**本文**
———

どうも。
Knee-studyです。
久しぶりの投稿になりますが、これからボチボチ更新していこうと思います。
今回は、TKA術後に必要とされる膝関節の屈曲角度は一体どれくらい必要なのか?についてです。
TKA術後のリハビリを担当する理学療法士や作業療法士の方は少なくとも一度は「人工関節を入れたらどれくらい曲がるようになるのかな?」と考えたことはないでしょうか?
はたまた、
人工関節の手術を受ける予定の方に至っては、「手術したほうがいいのは分かったけど、手術した後はちゃんと日常生活を送れるようになるのか?何か支障が起きないか?」と思ってしまうものと思われます。
多くの文献では膝関節120°屈曲が可能かどうかが一つの基準というかボーダーラインとなっているようです。
実際に当院でもTKA術後の膝関節の屈曲角度はおおむね120°獲得できています。
リハビリの中でも120°獲得を一つの目標にROM訓練を進めていきます。
明確なエビデンスはないんですが、膝関節屈曲120°獲得できていないと、日常生活で支障をきたす確率が高くなることが確かです。
今回は、その膝関節の屈曲角度に関して、実際の「日常生活に必要な膝関節の関節可動域」と照らし合わせて考えていきたいと思います。
1.TKA術後に膝関節屈曲120°獲得が一つの目安になる理由について
文献を読んでいくと、膝関節屈曲120°獲得できているか否かが経過良好群と不良群とで分けられている例が多いです。
参考程度にいくつかの文献を抜粋した内容をご紹介します。
中村 睦美, 山元 佐和子, 水上 昌文 人工膝関節置換術後患者の日常生活活動能力の経時的変化
理学療法科学 2011 年 26 巻 2 号 p. 221-224 より引用
身体機能回復の推移 理学療法科学 34(6):771–775, 2019
引用元:Rowe PJ, Myles CM, Nutton R: The effect of total knee arthroplasty on joint movement during functional activities and joint range of motion with particular regard to higher flexion users. J Orthop Surg (Hong Kong), 2005, 13: 131-138
引用文献:戸田 秀彦 戸田 香 木山 喬博 三宅 洋之 人工膝関節置換術後の屈曲可動域予測
理学療法科学 26(3):411–415,2011
引用元:齋藤 宏,長崎 浩,中村隆一(編):臨床運動学,医歯薬出版,東京,2002,pp85-87.

———

**検討用資料**
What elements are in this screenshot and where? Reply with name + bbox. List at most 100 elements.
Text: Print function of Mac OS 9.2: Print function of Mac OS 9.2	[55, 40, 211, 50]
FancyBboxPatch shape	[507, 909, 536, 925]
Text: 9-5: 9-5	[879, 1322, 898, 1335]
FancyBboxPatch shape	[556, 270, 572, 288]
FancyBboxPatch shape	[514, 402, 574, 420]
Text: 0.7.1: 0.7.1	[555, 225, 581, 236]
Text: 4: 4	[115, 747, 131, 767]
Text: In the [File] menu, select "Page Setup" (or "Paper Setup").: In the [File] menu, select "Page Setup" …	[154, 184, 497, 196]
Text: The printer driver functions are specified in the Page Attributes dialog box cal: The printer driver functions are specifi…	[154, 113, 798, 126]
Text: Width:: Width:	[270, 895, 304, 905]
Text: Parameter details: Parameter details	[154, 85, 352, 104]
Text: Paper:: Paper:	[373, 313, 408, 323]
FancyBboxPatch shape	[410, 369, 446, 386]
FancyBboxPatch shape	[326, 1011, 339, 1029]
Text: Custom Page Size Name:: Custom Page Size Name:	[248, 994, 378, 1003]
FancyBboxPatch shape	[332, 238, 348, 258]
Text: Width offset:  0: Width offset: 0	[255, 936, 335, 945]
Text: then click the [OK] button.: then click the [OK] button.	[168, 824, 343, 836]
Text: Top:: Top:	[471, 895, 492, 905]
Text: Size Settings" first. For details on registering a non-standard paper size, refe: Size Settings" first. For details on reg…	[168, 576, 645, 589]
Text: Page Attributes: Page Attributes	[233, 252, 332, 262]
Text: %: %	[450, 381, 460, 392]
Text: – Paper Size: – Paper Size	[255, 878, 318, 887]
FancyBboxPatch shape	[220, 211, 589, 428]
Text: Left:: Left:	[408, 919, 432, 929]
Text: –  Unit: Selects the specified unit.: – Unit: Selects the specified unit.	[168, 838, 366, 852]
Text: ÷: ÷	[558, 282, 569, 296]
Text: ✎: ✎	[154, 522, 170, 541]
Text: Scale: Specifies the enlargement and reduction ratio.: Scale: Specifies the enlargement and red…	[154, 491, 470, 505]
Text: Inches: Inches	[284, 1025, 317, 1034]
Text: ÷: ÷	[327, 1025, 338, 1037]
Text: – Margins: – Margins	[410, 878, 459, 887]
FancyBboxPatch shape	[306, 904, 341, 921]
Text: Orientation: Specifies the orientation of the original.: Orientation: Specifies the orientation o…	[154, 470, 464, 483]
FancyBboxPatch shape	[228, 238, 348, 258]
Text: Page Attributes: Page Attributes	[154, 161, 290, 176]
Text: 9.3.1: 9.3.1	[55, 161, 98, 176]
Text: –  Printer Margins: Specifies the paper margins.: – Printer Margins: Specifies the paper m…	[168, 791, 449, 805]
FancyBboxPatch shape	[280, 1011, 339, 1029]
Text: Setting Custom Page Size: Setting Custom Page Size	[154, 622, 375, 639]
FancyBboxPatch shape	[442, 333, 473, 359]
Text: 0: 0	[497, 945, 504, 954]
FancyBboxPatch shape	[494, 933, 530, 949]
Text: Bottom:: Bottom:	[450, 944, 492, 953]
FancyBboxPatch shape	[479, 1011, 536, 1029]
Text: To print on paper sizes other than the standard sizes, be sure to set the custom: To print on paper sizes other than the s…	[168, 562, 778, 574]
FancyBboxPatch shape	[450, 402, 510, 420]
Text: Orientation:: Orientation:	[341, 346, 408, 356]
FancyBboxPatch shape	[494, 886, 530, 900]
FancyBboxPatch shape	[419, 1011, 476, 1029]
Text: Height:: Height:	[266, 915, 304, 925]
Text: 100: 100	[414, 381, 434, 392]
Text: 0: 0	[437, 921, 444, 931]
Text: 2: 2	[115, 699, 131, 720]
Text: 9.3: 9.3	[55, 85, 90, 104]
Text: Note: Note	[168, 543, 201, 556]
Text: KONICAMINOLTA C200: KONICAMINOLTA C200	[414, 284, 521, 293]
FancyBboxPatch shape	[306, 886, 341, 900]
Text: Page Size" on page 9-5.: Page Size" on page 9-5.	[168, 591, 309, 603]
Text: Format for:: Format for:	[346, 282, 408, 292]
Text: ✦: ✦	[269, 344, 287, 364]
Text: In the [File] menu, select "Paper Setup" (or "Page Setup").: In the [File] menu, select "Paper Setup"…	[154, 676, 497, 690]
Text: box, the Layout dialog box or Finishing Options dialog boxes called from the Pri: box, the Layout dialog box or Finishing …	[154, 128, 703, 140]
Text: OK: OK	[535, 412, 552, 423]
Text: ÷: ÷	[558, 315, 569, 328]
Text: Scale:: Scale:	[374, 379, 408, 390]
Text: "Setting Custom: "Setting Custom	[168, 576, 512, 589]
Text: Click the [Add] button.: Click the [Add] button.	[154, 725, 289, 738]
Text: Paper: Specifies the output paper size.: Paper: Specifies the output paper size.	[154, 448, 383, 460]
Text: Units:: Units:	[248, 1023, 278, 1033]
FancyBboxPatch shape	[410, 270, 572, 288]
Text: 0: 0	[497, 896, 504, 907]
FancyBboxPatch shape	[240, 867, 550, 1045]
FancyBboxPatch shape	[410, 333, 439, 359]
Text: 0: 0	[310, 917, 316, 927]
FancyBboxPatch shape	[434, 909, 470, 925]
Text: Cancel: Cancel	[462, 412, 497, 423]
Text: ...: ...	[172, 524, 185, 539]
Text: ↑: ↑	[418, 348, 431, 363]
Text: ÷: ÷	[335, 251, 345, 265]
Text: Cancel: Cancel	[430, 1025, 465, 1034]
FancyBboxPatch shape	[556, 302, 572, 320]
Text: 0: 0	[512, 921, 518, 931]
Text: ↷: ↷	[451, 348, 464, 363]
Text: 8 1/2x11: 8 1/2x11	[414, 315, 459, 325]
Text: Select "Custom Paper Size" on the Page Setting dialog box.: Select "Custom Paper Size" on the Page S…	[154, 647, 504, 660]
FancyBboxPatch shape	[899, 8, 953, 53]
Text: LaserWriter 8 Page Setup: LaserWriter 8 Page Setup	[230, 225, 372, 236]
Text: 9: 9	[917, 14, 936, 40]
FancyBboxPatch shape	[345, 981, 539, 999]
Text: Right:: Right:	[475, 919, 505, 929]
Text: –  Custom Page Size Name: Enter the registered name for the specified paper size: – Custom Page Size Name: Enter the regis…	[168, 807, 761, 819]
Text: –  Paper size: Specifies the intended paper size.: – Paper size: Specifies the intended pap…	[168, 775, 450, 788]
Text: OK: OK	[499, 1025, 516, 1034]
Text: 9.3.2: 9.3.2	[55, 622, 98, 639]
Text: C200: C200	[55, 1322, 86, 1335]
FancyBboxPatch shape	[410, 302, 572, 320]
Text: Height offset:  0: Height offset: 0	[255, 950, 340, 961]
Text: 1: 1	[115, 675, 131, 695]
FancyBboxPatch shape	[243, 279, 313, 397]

———

**課題**
本文によれば、多くの文献で基準やボーダーラインとされているTKA術後の膝関節の屈曲角度は何度ですか。 これらの項目は本文とは関係がありません。

**解答**
120°です。